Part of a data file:
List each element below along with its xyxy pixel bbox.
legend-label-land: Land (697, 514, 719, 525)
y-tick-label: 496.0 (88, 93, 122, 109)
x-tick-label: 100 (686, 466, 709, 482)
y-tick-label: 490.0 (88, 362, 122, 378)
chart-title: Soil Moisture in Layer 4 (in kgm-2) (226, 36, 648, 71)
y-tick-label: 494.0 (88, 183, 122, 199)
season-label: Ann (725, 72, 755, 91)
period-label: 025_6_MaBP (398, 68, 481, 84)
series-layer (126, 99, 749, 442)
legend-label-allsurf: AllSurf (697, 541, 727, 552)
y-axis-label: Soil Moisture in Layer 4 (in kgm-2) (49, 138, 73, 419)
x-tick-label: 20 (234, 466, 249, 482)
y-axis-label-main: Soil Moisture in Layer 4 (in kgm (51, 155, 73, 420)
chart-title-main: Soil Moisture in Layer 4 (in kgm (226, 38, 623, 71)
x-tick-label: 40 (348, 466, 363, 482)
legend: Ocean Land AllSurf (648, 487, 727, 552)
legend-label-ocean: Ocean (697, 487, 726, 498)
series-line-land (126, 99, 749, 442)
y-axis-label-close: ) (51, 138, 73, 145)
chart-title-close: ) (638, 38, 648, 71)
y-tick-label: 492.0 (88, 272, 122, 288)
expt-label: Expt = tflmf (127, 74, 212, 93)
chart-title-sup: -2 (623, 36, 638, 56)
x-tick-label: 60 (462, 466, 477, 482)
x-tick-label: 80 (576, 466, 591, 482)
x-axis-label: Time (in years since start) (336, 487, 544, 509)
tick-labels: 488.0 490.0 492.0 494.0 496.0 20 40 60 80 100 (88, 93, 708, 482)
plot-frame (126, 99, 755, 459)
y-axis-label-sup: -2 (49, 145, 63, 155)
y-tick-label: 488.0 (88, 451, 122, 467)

#### Task directions
Copy these lines out word for word, covering all of the material.

#### Exercise answer
List each element below along with its xyxy pixel bbox.
legend-label-land: Land (697, 514, 719, 525)
y-tick-label: 496.0 (88, 93, 122, 109)
x-tick-label: 100 (686, 466, 709, 482)
y-tick-label: 490.0 (88, 362, 122, 378)
chart-title: Soil Moisture in Layer 4 (in kgm-2) (226, 36, 648, 71)
y-tick-label: 494.0 (88, 183, 122, 199)
season-label: Ann (725, 72, 755, 91)
period-label: 025_6_MaBP (398, 68, 481, 84)
series-layer (126, 99, 749, 442)
legend-label-allsurf: AllSurf (697, 541, 727, 552)
y-axis-label: Soil Moisture in Layer 4 (in kgm-2) (49, 138, 73, 419)
x-tick-label: 20 (234, 466, 249, 482)
y-axis-label-main: Soil Moisture in Layer 4 (in kgm (51, 155, 73, 420)
chart-title-main: Soil Moisture in Layer 4 (in kgm (226, 38, 623, 71)
x-tick-label: 40 (348, 466, 363, 482)
legend: Ocean Land AllSurf (648, 487, 727, 552)
legend-label-ocean: Ocean (697, 487, 726, 498)
series-line-land (126, 99, 749, 442)
y-axis-label-close: ) (51, 138, 73, 145)
chart-title-close: ) (638, 38, 648, 71)
y-tick-label: 492.0 (88, 272, 122, 288)
expt-label: Expt = tflmf (127, 74, 212, 93)
chart-title-sup: -2 (623, 36, 638, 56)
x-tick-label: 60 (462, 466, 477, 482)
x-tick-label: 80 (576, 466, 591, 482)
x-axis-label: Time (in years since start) (336, 487, 544, 509)
tick-labels: 488.0 490.0 492.0 494.0 496.0 20 40 60 80 100 (88, 93, 708, 482)
plot-frame (126, 99, 755, 459)
y-axis-label-sup: -2 (49, 145, 63, 155)
y-tick-label: 488.0 (88, 451, 122, 467)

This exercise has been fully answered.